CHALLENGE ▸ Scan the listing below. Report each line that includes "true".

— Begin PROVIDED DATA —

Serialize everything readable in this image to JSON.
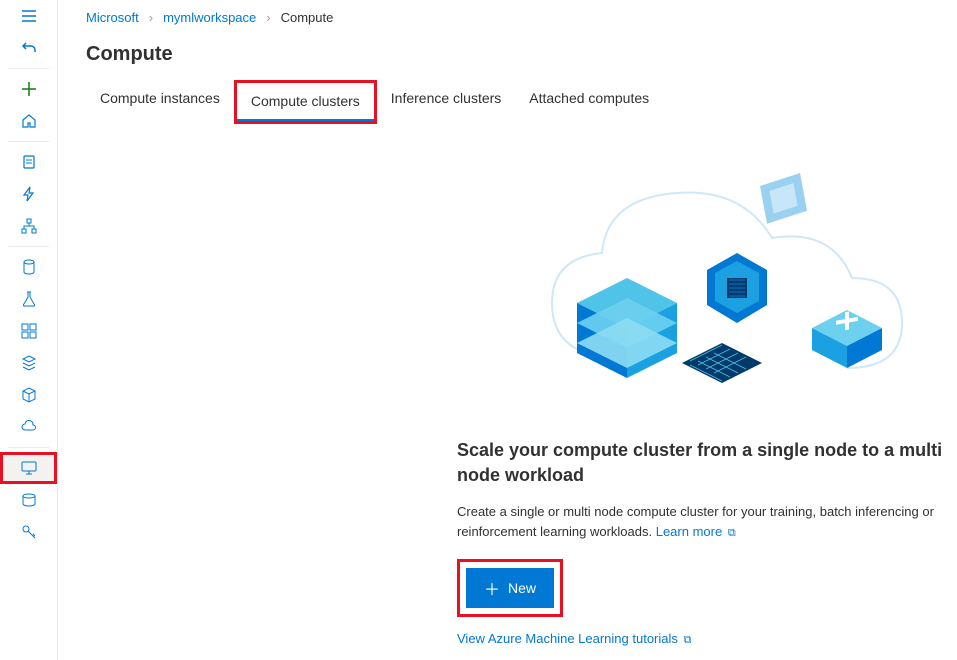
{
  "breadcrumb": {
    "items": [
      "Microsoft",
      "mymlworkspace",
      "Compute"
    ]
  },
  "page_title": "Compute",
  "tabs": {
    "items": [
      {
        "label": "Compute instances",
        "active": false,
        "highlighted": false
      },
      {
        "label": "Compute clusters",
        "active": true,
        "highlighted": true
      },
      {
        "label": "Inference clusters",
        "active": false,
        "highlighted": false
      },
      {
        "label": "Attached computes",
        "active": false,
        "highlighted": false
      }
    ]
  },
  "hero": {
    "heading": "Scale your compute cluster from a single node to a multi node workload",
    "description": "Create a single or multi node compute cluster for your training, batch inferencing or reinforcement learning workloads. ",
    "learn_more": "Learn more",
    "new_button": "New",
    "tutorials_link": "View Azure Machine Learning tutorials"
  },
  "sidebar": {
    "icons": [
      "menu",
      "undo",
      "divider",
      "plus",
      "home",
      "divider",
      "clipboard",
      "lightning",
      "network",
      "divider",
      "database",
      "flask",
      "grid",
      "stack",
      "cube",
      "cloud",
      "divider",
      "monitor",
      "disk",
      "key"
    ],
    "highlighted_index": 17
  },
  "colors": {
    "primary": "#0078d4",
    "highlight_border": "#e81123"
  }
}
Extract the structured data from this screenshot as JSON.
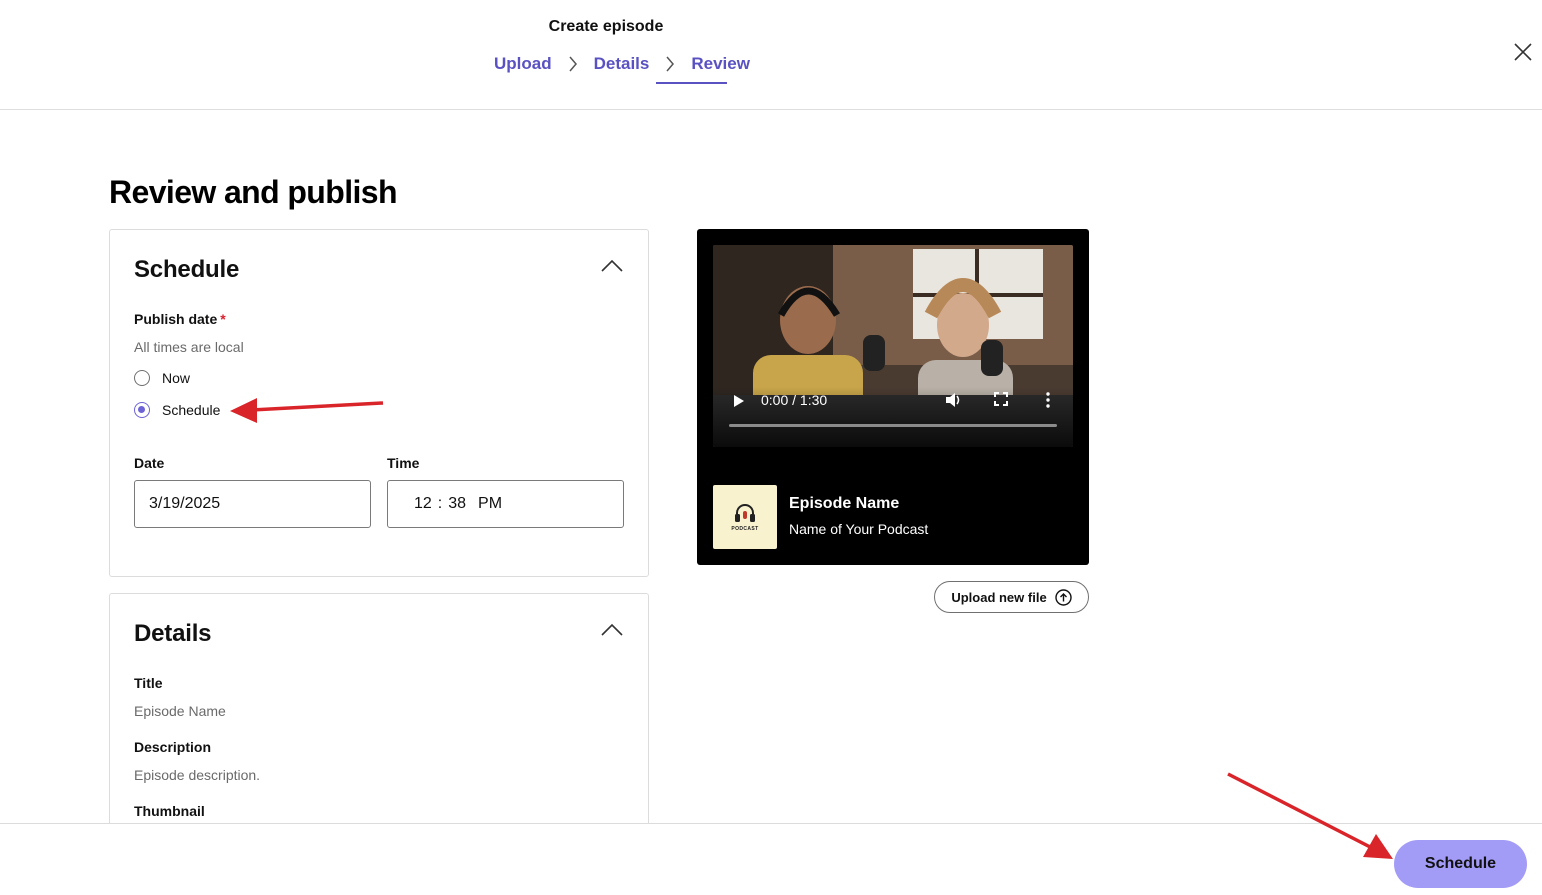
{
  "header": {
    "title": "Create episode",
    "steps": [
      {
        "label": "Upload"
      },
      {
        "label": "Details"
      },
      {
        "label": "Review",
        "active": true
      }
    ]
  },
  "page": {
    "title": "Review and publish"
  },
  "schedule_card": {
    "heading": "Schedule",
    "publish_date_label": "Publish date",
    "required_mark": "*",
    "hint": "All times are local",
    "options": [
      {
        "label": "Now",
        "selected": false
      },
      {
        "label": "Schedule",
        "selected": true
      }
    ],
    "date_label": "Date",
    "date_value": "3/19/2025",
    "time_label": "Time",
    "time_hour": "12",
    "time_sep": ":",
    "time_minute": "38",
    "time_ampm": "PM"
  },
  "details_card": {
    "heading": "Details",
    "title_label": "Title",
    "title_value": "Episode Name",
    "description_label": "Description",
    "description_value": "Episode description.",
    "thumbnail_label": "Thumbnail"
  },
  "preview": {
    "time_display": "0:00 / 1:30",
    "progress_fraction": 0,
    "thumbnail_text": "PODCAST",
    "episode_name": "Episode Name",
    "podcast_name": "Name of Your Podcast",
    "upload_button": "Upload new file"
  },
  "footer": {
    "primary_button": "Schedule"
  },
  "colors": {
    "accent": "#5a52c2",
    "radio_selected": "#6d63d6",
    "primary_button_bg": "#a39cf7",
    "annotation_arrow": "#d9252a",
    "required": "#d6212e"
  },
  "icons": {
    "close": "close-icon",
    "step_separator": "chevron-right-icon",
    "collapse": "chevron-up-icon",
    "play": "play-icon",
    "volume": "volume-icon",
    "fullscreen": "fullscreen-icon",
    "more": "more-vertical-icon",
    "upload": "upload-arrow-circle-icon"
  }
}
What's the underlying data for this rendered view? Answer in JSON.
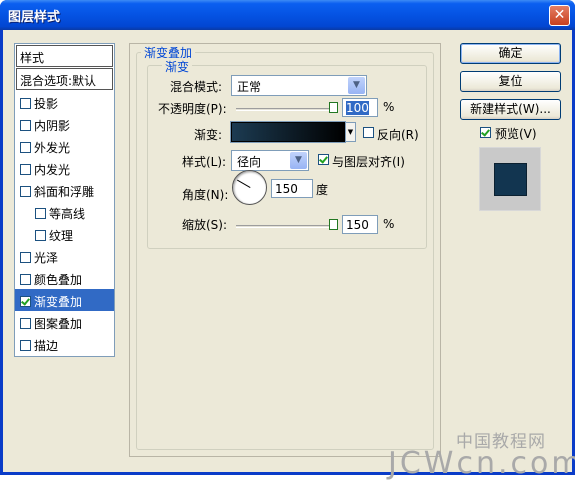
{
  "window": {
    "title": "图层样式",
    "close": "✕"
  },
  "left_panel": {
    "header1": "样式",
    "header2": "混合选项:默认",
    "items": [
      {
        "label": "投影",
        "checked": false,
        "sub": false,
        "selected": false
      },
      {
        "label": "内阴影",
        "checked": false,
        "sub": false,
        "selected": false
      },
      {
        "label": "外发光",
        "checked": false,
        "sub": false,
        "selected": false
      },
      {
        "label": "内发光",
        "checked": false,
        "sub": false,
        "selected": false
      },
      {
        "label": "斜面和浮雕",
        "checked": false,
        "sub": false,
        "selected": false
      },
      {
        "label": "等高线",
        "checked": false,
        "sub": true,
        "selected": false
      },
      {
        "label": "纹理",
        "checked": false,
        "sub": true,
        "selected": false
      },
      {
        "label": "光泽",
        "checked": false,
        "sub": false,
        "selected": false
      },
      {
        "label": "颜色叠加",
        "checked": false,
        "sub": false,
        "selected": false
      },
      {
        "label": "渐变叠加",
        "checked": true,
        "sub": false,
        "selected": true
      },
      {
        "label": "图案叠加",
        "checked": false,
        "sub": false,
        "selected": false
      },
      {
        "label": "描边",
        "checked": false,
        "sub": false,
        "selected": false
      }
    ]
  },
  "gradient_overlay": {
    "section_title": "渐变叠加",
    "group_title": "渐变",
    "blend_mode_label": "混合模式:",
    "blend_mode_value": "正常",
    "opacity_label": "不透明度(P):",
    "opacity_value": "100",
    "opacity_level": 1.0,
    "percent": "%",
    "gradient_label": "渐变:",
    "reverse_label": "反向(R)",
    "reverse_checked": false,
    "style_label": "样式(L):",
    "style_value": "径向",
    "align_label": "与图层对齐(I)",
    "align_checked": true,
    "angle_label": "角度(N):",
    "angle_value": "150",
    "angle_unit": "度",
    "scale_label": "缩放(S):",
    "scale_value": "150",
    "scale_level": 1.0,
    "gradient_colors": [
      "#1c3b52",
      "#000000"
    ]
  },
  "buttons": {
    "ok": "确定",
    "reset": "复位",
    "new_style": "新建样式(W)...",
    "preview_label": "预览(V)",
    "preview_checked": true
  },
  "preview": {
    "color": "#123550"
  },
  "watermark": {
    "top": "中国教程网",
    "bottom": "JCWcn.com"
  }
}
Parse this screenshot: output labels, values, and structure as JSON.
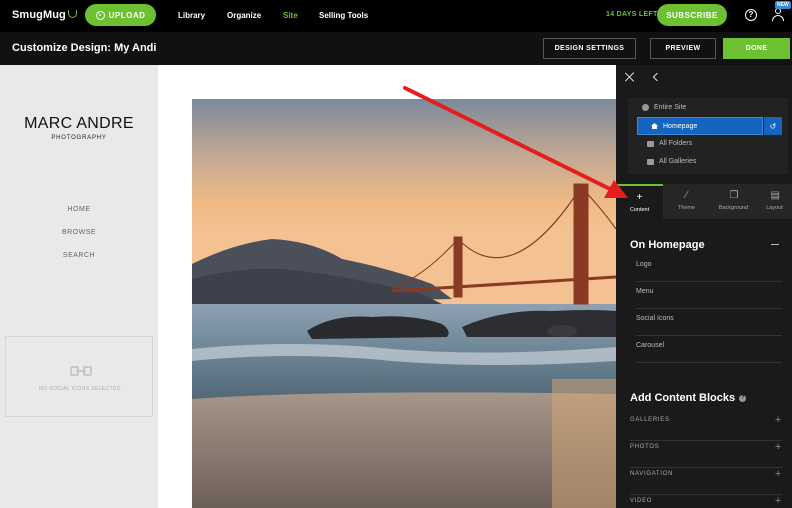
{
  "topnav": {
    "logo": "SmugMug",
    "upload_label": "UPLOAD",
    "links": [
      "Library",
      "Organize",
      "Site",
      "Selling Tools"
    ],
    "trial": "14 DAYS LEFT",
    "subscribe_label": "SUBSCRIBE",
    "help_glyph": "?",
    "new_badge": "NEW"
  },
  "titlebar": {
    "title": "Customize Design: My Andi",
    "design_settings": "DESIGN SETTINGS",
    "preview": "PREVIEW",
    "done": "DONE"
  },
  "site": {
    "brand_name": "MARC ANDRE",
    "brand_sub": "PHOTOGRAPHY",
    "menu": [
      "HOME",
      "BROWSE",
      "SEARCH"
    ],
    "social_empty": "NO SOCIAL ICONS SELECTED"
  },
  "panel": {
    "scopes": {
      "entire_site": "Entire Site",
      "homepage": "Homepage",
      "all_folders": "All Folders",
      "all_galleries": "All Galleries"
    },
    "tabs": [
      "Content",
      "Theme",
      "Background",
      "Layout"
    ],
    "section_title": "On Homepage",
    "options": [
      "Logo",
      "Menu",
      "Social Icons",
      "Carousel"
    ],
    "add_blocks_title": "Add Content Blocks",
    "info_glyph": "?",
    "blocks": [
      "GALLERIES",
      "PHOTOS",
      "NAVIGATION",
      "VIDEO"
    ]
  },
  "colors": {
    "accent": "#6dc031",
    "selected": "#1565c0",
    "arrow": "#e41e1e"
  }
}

— End PROVIDED DATA —

SOLUTION ▸
        "active": true,
        "highlighted": true
        "active": true
        "selected": true
        "sub": true,
        "sub": true,
        "checked": true,
        "selected": true
    "align_checked": true,
    "preview_checked": true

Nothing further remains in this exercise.